──────── DATA FOR REVIEW
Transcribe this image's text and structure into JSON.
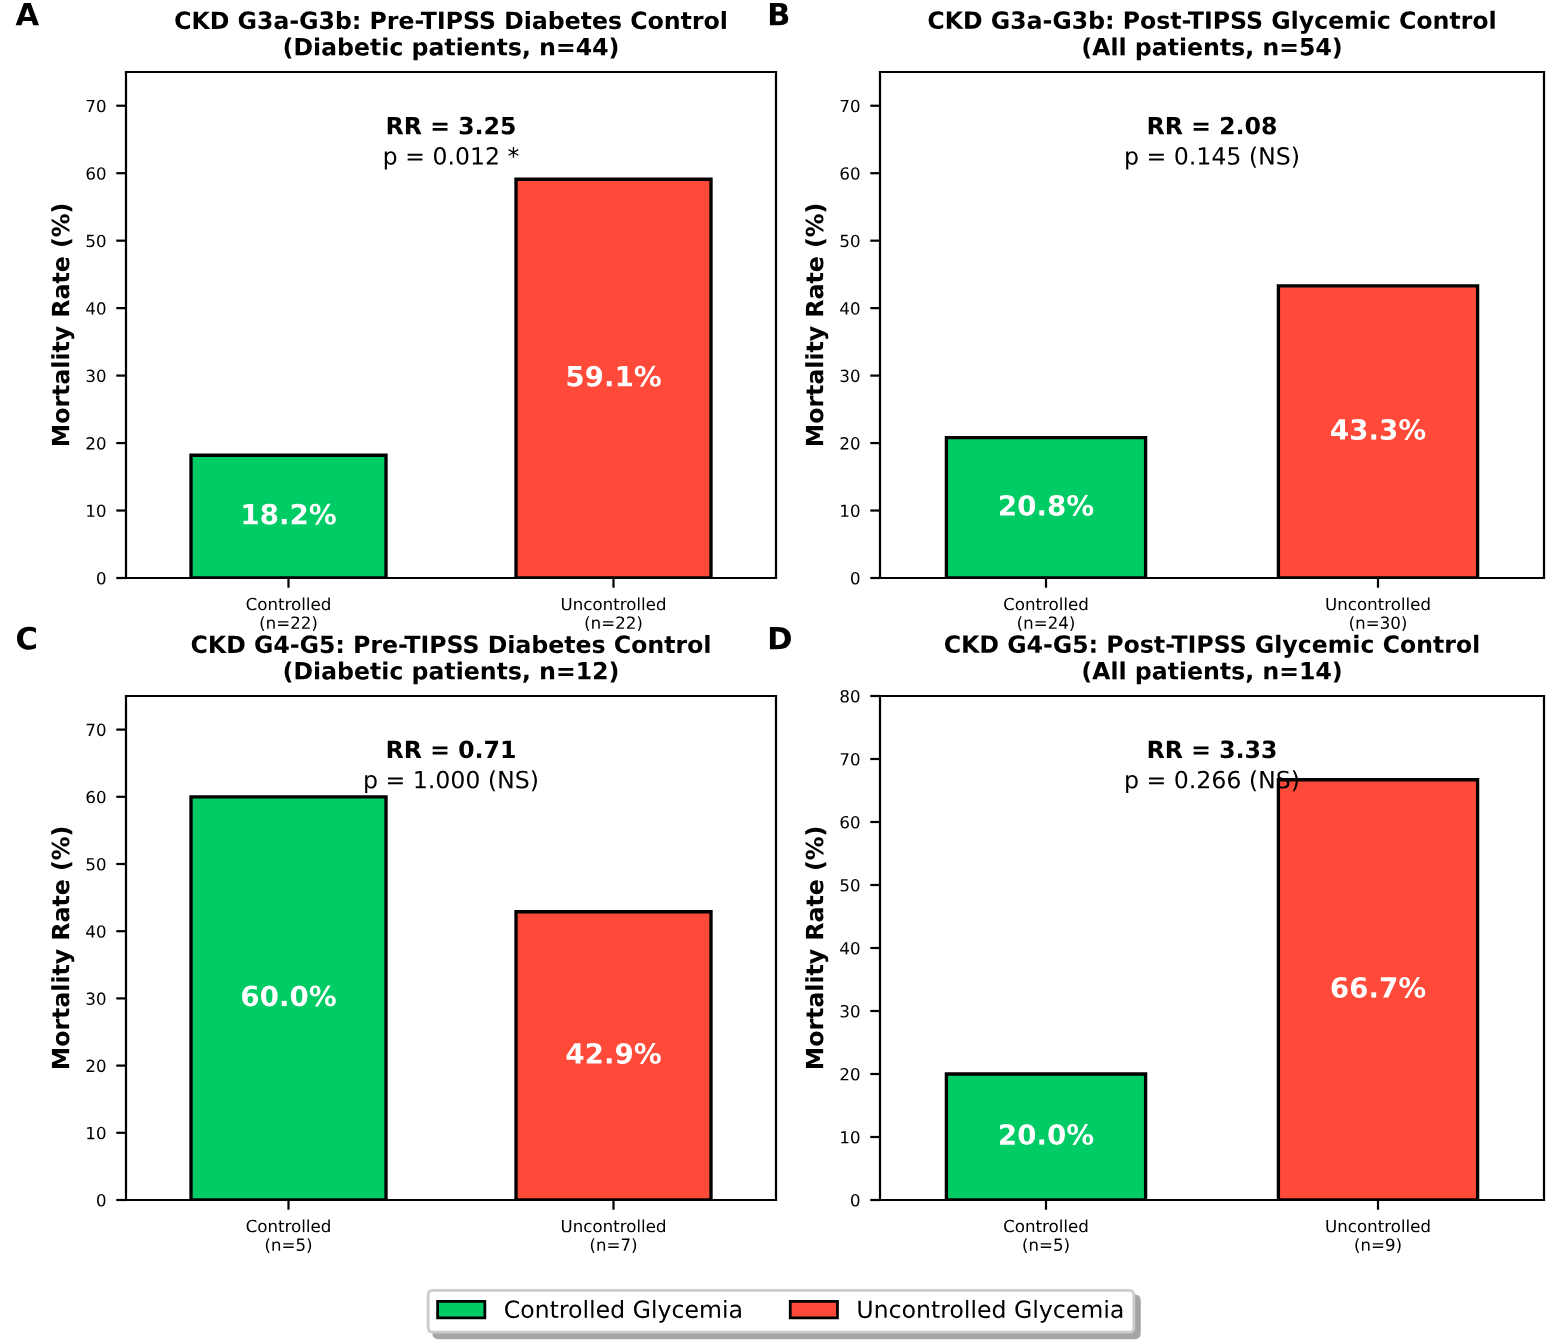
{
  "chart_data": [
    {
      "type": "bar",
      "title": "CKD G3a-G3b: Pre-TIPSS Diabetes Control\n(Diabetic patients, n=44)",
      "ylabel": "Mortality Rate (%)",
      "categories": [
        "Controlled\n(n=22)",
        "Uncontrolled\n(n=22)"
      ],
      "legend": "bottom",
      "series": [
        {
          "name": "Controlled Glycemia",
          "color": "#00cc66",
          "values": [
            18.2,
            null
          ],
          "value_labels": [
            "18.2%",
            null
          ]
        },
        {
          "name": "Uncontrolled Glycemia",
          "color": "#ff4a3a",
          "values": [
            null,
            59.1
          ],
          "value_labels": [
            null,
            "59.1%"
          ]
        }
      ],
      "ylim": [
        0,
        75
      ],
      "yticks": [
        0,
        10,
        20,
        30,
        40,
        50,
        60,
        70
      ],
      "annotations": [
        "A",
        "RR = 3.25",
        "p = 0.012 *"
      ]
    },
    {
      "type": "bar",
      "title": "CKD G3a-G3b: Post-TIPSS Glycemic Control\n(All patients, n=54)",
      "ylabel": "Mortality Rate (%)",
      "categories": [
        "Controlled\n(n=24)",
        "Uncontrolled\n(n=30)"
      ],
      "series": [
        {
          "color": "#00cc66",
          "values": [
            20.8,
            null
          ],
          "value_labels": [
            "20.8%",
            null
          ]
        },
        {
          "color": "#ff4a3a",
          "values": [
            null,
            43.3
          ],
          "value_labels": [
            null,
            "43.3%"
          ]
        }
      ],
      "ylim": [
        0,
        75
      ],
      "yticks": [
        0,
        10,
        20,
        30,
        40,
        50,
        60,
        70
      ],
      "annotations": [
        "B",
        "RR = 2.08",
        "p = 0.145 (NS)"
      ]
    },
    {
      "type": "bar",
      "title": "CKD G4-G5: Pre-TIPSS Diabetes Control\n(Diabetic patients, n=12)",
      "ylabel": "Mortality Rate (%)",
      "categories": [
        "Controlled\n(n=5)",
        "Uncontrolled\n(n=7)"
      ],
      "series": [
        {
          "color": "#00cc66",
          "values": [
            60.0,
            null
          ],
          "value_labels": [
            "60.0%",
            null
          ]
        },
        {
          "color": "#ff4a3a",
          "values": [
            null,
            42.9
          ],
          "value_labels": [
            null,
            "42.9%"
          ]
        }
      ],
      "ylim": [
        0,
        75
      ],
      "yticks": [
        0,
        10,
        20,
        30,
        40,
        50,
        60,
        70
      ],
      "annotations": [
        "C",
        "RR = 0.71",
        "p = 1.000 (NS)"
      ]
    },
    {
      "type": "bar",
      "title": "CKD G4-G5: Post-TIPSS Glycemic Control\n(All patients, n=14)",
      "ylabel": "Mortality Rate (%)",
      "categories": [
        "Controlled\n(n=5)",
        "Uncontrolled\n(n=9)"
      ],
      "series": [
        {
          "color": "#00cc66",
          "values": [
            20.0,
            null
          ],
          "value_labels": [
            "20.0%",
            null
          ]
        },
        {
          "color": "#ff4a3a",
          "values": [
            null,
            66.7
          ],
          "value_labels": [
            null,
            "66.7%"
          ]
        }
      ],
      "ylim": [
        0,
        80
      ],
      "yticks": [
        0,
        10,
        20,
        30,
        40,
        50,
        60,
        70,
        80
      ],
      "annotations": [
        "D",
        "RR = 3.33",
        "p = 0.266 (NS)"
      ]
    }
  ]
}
────────────────
▸ **WORK REQUIRED**: Set down the entries above word for word, but drop any image.

▸ **ANSWER TO THIS EXERCISE**:
Transcribe this image's text and structure into JSON.
{
  "chart_data": [
    {
      "type": "bar",
      "title": "CKD G3a-G3b: Pre-TIPSS Diabetes Control\n(Diabetic patients, n=44)",
      "ylabel": "Mortality Rate (%)",
      "categories": [
        "Controlled\n(n=22)",
        "Uncontrolled\n(n=22)"
      ],
      "legend": "bottom",
      "series": [
        {
          "name": "Controlled Glycemia",
          "color": "#00cc66",
          "values": [
            18.2,
            null
          ],
          "value_labels": [
            "18.2%",
            null
          ]
        },
        {
          "name": "Uncontrolled Glycemia",
          "color": "#ff4a3a",
          "values": [
            null,
            59.1
          ],
          "value_labels": [
            null,
            "59.1%"
          ]
        }
      ],
      "ylim": [
        0,
        75
      ],
      "yticks": [
        0,
        10,
        20,
        30,
        40,
        50,
        60,
        70
      ],
      "annotations": [
        "A",
        "RR = 3.25",
        "p = 0.012 *"
      ]
    },
    {
      "type": "bar",
      "title": "CKD G3a-G3b: Post-TIPSS Glycemic Control\n(All patients, n=54)",
      "ylabel": "Mortality Rate (%)",
      "categories": [
        "Controlled\n(n=24)",
        "Uncontrolled\n(n=30)"
      ],
      "series": [
        {
          "color": "#00cc66",
          "values": [
            20.8,
            null
          ],
          "value_labels": [
            "20.8%",
            null
          ]
        },
        {
          "color": "#ff4a3a",
          "values": [
            null,
            43.3
          ],
          "value_labels": [
            null,
            "43.3%"
          ]
        }
      ],
      "ylim": [
        0,
        75
      ],
      "yticks": [
        0,
        10,
        20,
        30,
        40,
        50,
        60,
        70
      ],
      "annotations": [
        "B",
        "RR = 2.08",
        "p = 0.145 (NS)"
      ]
    },
    {
      "type": "bar",
      "title": "CKD G4-G5: Pre-TIPSS Diabetes Control\n(Diabetic patients, n=12)",
      "ylabel": "Mortality Rate (%)",
      "categories": [
        "Controlled\n(n=5)",
        "Uncontrolled\n(n=7)"
      ],
      "series": [
        {
          "color": "#00cc66",
          "values": [
            60.0,
            null
          ],
          "value_labels": [
            "60.0%",
            null
          ]
        },
        {
          "color": "#ff4a3a",
          "values": [
            null,
            42.9
          ],
          "value_labels": [
            null,
            "42.9%"
          ]
        }
      ],
      "ylim": [
        0,
        75
      ],
      "yticks": [
        0,
        10,
        20,
        30,
        40,
        50,
        60,
        70
      ],
      "annotations": [
        "C",
        "RR = 0.71",
        "p = 1.000 (NS)"
      ]
    },
    {
      "type": "bar",
      "title": "CKD G4-G5: Post-TIPSS Glycemic Control\n(All patients, n=14)",
      "ylabel": "Mortality Rate (%)",
      "categories": [
        "Controlled\n(n=5)",
        "Uncontrolled\n(n=9)"
      ],
      "series": [
        {
          "color": "#00cc66",
          "values": [
            20.0,
            null
          ],
          "value_labels": [
            "20.0%",
            null
          ]
        },
        {
          "color": "#ff4a3a",
          "values": [
            null,
            66.7
          ],
          "value_labels": [
            null,
            "66.7%"
          ]
        }
      ],
      "ylim": [
        0,
        80
      ],
      "yticks": [
        0,
        10,
        20,
        30,
        40,
        50,
        60,
        70,
        80
      ],
      "annotations": [
        "D",
        "RR = 3.33",
        "p = 0.266 (NS)"
      ]
    }
  ]
}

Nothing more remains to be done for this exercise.